— Begin Task material —

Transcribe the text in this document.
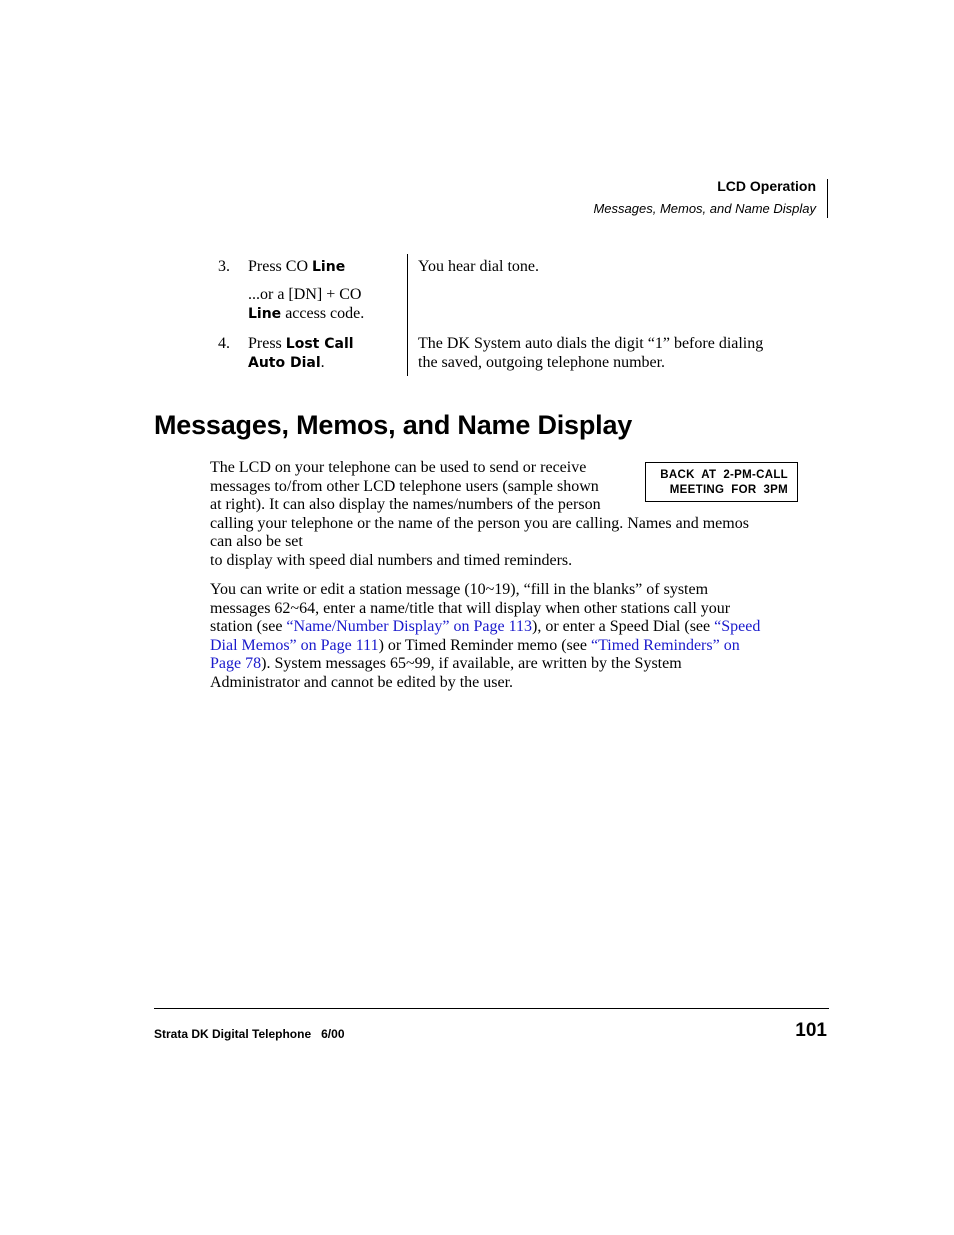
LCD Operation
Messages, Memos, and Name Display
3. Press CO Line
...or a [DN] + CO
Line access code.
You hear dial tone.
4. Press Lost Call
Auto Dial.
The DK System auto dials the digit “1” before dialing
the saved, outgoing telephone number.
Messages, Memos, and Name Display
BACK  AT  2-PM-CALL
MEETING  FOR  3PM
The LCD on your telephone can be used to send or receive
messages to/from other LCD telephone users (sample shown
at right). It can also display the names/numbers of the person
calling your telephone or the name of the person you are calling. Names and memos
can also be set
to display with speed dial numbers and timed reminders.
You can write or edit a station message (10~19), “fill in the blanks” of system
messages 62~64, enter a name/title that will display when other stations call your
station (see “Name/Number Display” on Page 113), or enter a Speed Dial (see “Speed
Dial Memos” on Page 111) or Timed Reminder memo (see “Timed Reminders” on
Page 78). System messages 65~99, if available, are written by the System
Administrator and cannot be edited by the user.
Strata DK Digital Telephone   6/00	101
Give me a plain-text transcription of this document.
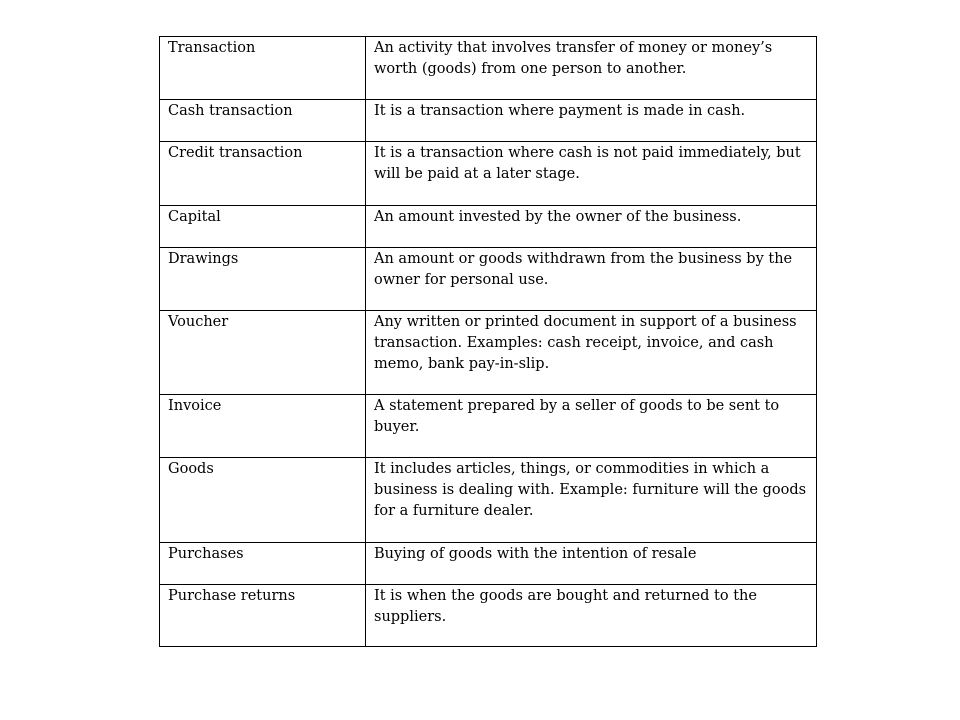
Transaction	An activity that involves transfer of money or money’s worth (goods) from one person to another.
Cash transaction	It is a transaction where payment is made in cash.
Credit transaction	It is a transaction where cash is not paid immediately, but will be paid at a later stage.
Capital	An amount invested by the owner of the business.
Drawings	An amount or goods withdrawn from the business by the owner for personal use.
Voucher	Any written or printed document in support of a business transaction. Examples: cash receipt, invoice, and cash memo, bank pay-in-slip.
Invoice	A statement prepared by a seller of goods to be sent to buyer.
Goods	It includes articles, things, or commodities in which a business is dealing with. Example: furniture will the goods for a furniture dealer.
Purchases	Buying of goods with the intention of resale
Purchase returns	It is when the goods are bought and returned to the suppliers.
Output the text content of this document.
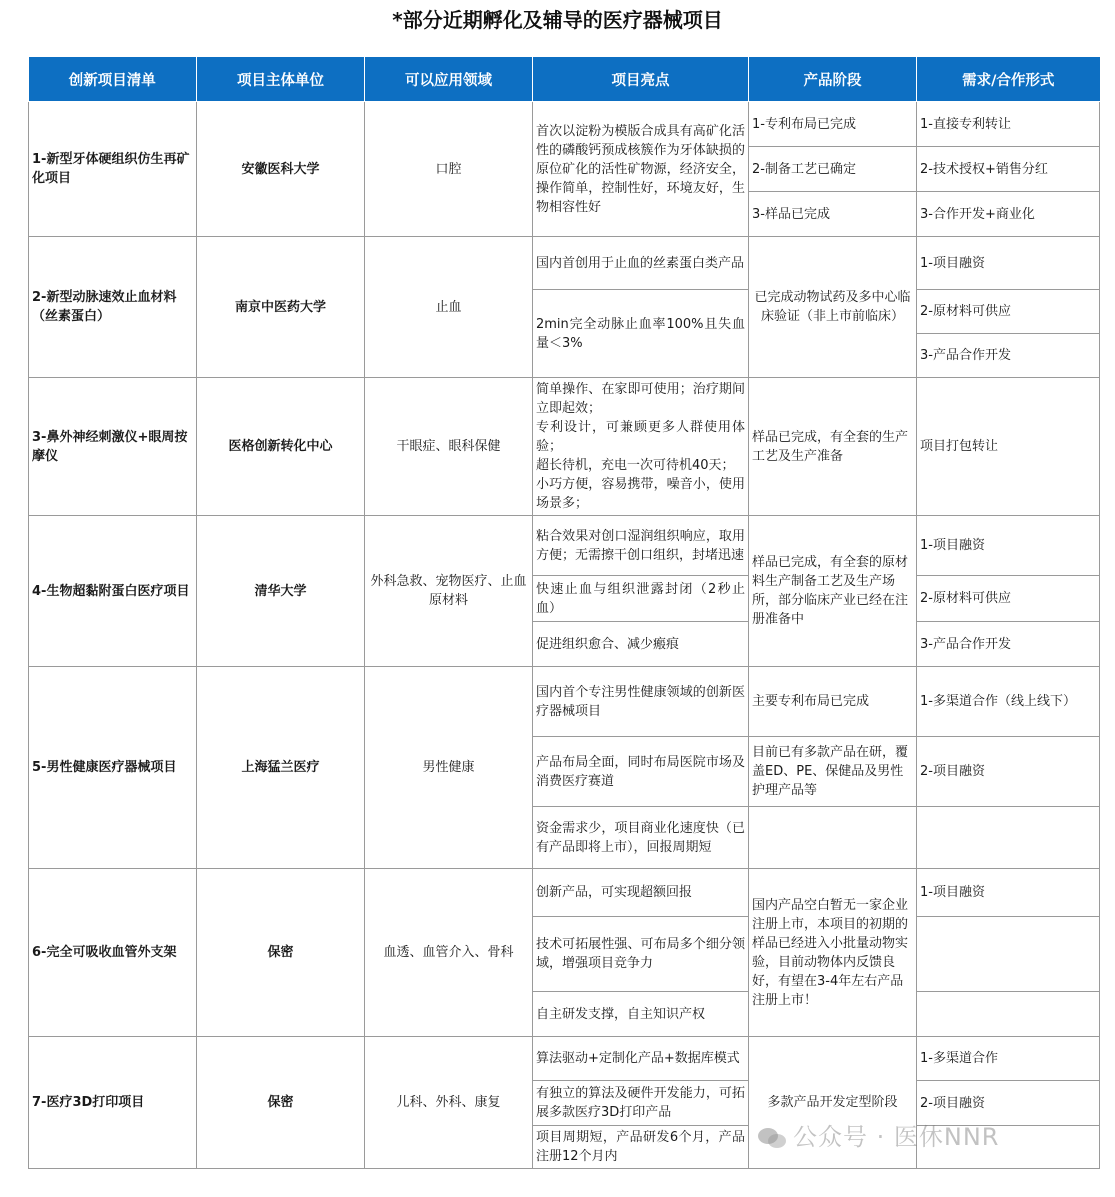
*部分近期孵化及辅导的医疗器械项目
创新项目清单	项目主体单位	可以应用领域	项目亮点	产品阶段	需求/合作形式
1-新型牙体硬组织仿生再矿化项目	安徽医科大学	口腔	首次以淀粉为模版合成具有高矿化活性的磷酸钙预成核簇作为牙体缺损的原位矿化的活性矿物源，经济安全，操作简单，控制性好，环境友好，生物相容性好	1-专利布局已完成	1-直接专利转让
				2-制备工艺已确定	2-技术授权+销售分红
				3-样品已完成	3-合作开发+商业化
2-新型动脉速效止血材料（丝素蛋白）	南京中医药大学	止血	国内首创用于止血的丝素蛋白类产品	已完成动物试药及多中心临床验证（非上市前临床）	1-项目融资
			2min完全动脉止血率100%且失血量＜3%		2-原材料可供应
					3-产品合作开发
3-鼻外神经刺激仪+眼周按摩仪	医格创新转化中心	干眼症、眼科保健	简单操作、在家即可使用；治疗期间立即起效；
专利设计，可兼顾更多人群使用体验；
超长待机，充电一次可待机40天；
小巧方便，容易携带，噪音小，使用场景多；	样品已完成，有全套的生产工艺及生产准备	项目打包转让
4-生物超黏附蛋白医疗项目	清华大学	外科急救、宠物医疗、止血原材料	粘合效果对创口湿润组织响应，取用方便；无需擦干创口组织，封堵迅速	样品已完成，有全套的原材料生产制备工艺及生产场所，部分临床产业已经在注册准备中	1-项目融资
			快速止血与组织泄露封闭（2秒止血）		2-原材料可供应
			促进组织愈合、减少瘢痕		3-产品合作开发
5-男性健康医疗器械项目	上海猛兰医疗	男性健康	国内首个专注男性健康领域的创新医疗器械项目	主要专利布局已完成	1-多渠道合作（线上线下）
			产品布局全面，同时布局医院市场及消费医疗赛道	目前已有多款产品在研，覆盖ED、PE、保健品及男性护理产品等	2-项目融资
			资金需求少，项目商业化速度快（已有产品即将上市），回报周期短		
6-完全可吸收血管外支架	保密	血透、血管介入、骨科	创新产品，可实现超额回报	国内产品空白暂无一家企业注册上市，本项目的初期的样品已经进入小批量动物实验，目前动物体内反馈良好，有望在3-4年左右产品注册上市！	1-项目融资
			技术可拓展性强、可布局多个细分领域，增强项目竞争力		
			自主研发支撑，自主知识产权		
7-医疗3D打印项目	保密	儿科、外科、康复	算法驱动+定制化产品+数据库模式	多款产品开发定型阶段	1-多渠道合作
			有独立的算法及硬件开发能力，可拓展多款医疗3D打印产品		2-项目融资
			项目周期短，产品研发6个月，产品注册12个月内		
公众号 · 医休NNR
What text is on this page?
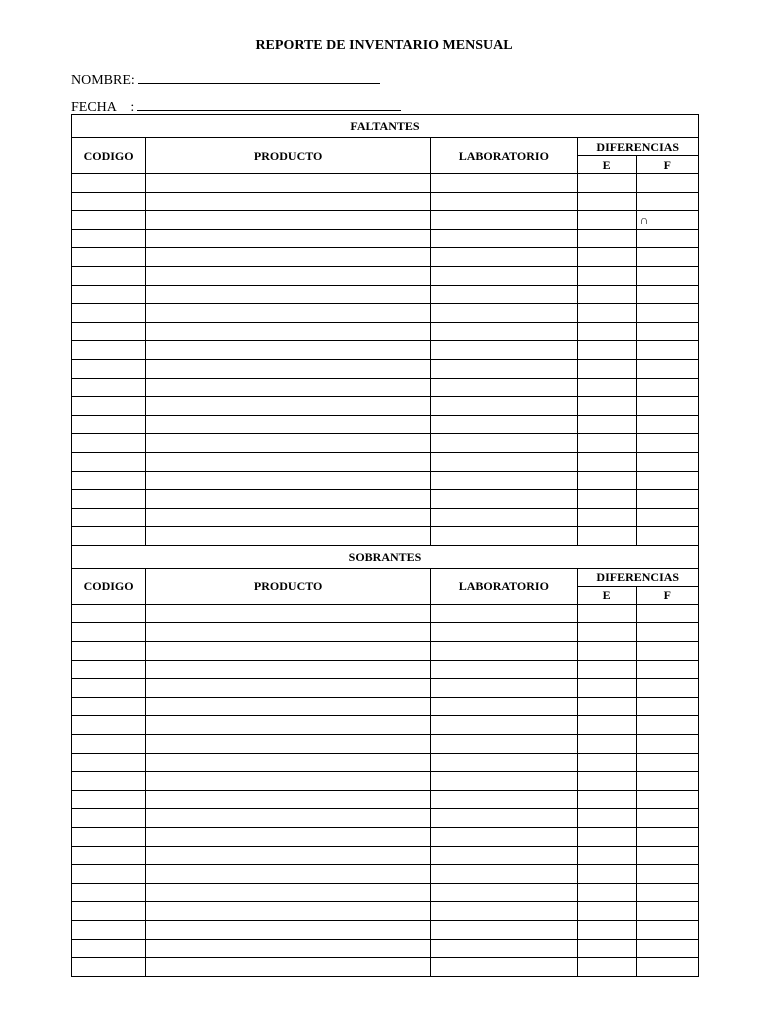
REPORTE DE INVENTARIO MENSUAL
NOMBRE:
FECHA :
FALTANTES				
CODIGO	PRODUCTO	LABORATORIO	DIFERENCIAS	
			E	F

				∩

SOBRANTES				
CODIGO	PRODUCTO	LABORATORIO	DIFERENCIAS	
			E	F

— End Task material —

▸ **To be done**:
From the line containing "Output the text content of this document." down to the last line of the entries above, copy each line exactly and nothing more. Leave pictures out.

▸ **Finished task**:
Output the text content of this document.
*部分近期孵化及辅导的医疗器械项目
创新项目清单	项目主体单位	可以应用领域	项目亮点	产品阶段	需求/合作形式
1-新型牙体硬组织仿生再矿化项目	安徽医科大学	口腔	首次以淀粉为模版合成具有高矿化活性的磷酸钙预成核簇作为牙体缺损的原位矿化的活性矿物源，经济安全，操作简单，控制性好，环境友好，生物相容性好	1-专利布局已完成	1-直接专利转让
				2-制备工艺已确定	2-技术授权+销售分红
				3-样品已完成	3-合作开发+商业化
2-新型动脉速效止血材料（丝素蛋白）	南京中医药大学	止血	国内首创用于止血的丝素蛋白类产品	已完成动物试药及多中心临床验证（非上市前临床）	1-项目融资
			2min完全动脉止血率100%且失血量＜3%		2-原材料可供应
					3-产品合作开发
3-鼻外神经刺激仪+眼周按摩仪	医格创新转化中心	干眼症、眼科保健	简单操作、在家即可使用；治疗期间立即起效；
专利设计，可兼顾更多人群使用体验；
超长待机，充电一次可待机40天；
小巧方便，容易携带，噪音小，使用场景多；	样品已完成，有全套的生产工艺及生产准备	项目打包转让
4-生物超黏附蛋白医疗项目	清华大学	外科急救、宠物医疗、止血原材料	粘合效果对创口湿润组织响应，取用方便；无需擦干创口组织，封堵迅速	样品已完成，有全套的原材料生产制备工艺及生产场所，部分临床产业已经在注册准备中	1-项目融资
			快速止血与组织泄露封闭（2秒止血）		2-原材料可供应
			促进组织愈合、减少瘢痕		3-产品合作开发
5-男性健康医疗器械项目	上海猛兰医疗	男性健康	国内首个专注男性健康领域的创新医疗器械项目	主要专利布局已完成	1-多渠道合作（线上线下）
			产品布局全面，同时布局医院市场及消费医疗赛道	目前已有多款产品在研，覆盖ED、PE、保健品及男性护理产品等	2-项目融资
			资金需求少，项目商业化速度快（已有产品即将上市），回报周期短		
6-完全可吸收血管外支架	保密	血透、血管介入、骨科	创新产品，可实现超额回报	国内产品空白暂无一家企业注册上市，本项目的初期的样品已经进入小批量动物实验，目前动物体内反馈良好，有望在3-4年左右产品注册上市！	1-项目融资
			技术可拓展性强、可布局多个细分领域，增强项目竞争力		
			自主研发支撑，自主知识产权		
7-医疗3D打印项目	保密	儿科、外科、康复	算法驱动+定制化产品+数据库模式	多款产品开发定型阶段	1-多渠道合作
			有独立的算法及硬件开发能力，可拓展多款医疗3D打印产品		2-项目融资
			项目周期短，产品研发6个月，产品注册12个月内		
公众号 · 医休NNR
What text is on this page?
REPORTE DE INVENTARIO MENSUAL
NOMBRE:
FECHA :
FALTANTES				
CODIGO	PRODUCTO	LABORATORIO	DIFERENCIAS	
			E	F

				∩

SOBRANTES				
CODIGO	PRODUCTO	LABORATORIO	DIFERENCIAS	
			E	F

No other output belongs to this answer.